Data records

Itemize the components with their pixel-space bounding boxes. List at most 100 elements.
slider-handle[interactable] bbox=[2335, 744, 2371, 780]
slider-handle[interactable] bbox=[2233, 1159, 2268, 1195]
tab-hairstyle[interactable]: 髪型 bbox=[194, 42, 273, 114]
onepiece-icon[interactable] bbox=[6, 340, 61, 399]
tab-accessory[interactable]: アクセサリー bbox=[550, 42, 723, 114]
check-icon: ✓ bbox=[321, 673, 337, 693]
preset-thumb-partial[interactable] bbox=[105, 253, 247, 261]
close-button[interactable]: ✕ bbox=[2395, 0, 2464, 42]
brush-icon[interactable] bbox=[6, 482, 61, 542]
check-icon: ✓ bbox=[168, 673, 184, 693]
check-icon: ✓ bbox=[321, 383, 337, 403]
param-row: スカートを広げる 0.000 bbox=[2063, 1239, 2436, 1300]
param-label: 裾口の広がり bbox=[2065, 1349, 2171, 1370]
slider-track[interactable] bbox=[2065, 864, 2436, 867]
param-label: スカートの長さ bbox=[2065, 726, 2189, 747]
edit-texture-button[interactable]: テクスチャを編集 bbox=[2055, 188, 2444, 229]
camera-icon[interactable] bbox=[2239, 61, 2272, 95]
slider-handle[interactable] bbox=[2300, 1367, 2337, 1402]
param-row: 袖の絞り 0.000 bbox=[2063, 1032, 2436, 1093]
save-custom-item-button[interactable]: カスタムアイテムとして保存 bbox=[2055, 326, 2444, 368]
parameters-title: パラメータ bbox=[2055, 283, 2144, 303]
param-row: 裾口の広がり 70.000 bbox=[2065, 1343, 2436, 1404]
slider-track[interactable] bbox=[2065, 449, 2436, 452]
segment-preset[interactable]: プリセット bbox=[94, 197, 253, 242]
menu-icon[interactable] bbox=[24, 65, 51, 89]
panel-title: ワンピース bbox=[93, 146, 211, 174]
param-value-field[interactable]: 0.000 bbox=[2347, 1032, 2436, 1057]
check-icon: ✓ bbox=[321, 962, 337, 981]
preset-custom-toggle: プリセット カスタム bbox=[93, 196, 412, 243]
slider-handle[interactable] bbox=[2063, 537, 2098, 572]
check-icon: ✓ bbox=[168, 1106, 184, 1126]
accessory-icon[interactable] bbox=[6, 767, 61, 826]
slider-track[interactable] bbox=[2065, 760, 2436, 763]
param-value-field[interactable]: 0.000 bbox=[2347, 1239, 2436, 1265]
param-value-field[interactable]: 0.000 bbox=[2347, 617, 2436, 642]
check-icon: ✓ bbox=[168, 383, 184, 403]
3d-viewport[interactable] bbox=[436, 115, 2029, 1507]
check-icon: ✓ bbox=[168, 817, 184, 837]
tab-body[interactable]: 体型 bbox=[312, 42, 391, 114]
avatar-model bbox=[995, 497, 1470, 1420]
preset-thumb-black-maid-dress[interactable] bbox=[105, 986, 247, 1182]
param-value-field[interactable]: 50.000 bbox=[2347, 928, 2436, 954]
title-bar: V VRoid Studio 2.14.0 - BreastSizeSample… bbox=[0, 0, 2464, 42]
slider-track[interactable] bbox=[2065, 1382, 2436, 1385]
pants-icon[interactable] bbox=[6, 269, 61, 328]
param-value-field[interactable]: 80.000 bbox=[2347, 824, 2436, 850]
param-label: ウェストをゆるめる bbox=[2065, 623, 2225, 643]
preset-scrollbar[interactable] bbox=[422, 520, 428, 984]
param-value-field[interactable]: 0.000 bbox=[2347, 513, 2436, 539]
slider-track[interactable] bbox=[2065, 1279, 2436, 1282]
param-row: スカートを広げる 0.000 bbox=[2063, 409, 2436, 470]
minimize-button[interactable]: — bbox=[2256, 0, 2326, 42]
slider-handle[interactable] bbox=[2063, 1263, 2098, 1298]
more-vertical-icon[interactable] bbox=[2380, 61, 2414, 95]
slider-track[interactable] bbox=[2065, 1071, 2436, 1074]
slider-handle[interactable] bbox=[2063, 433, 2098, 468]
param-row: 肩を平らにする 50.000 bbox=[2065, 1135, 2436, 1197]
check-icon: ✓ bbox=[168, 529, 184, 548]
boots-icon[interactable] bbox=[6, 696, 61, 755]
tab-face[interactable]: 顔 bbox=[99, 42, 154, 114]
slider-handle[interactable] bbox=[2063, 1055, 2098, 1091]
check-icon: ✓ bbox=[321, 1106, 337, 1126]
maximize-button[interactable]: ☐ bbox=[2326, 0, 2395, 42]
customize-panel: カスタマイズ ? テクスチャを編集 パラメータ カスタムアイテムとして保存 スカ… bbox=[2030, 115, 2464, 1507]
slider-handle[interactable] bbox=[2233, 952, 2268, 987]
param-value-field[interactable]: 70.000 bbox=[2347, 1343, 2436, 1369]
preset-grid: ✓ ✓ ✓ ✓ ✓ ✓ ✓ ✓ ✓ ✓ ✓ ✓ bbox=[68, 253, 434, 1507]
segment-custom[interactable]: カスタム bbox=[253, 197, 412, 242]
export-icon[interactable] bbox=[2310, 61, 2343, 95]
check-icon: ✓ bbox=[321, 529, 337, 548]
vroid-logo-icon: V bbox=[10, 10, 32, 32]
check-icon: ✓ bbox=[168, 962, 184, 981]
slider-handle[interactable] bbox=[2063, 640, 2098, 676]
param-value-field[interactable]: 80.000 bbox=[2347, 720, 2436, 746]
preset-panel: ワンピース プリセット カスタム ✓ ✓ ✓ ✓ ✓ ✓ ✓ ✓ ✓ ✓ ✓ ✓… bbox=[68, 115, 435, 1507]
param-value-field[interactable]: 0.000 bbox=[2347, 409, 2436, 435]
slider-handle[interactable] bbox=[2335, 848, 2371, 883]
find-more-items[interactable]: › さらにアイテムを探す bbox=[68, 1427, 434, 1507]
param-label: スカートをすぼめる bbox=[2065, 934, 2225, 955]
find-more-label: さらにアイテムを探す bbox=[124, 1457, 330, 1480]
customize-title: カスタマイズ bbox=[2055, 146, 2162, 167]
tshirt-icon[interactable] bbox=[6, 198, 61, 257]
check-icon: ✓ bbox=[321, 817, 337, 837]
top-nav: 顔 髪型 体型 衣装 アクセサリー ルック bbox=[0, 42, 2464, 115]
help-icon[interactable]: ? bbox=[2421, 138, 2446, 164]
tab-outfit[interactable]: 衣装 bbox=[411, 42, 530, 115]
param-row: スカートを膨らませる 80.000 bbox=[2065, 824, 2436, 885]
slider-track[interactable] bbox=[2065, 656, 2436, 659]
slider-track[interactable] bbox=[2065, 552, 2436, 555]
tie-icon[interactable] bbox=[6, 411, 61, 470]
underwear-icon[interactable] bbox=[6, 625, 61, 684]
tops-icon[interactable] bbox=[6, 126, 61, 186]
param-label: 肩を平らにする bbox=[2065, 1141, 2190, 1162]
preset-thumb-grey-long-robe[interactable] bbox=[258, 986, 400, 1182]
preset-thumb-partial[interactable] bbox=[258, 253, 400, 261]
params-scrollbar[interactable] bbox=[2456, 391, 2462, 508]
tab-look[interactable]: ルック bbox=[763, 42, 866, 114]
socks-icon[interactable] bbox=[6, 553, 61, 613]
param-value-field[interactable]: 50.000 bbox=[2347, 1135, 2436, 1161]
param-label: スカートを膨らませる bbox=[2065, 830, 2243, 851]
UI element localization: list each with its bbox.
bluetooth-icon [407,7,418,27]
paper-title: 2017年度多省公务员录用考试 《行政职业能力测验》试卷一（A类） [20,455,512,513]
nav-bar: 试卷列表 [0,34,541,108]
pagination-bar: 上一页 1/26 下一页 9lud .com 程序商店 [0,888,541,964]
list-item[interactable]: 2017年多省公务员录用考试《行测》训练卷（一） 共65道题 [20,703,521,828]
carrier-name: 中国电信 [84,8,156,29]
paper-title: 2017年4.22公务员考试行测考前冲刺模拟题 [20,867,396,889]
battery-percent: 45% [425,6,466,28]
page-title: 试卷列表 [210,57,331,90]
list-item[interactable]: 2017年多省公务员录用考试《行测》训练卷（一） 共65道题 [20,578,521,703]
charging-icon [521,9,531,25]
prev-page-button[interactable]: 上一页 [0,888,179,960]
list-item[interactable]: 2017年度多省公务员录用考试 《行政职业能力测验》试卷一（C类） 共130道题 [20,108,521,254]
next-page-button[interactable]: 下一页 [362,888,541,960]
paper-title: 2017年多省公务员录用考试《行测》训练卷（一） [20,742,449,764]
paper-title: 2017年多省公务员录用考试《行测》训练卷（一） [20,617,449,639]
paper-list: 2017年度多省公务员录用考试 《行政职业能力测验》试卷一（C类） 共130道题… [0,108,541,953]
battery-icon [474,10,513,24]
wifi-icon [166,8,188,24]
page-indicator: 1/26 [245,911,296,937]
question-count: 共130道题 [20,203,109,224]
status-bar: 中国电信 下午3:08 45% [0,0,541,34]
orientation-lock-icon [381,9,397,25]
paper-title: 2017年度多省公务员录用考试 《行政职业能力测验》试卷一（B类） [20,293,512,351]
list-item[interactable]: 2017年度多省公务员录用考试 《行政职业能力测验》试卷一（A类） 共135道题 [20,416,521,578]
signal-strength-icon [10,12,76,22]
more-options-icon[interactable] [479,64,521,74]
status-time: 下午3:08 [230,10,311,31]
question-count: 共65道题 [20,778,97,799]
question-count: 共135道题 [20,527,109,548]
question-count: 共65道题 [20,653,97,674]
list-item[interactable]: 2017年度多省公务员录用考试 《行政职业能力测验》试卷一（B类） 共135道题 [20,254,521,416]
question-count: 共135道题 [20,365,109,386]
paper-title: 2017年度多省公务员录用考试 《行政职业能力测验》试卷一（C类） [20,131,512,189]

Task
Rewrite the listing from its first line through the line containing "tab-accessory[interactable]: アクセサリー bbox=[550, 42, 723, 114]", substituting "dress-icon" for "onepiece-icon" and leaving everything else unchanged.

Answer to this exercise
Itemize the components with their pixel-space bounding boxes. List at most 100 elements.
slider-handle[interactable] bbox=[2335, 744, 2371, 780]
slider-handle[interactable] bbox=[2233, 1159, 2268, 1195]
tab-hairstyle[interactable]: 髪型 bbox=[194, 42, 273, 114]
dress-icon[interactable] bbox=[6, 340, 61, 399]
tab-accessory[interactable]: アクセサリー bbox=[550, 42, 723, 114]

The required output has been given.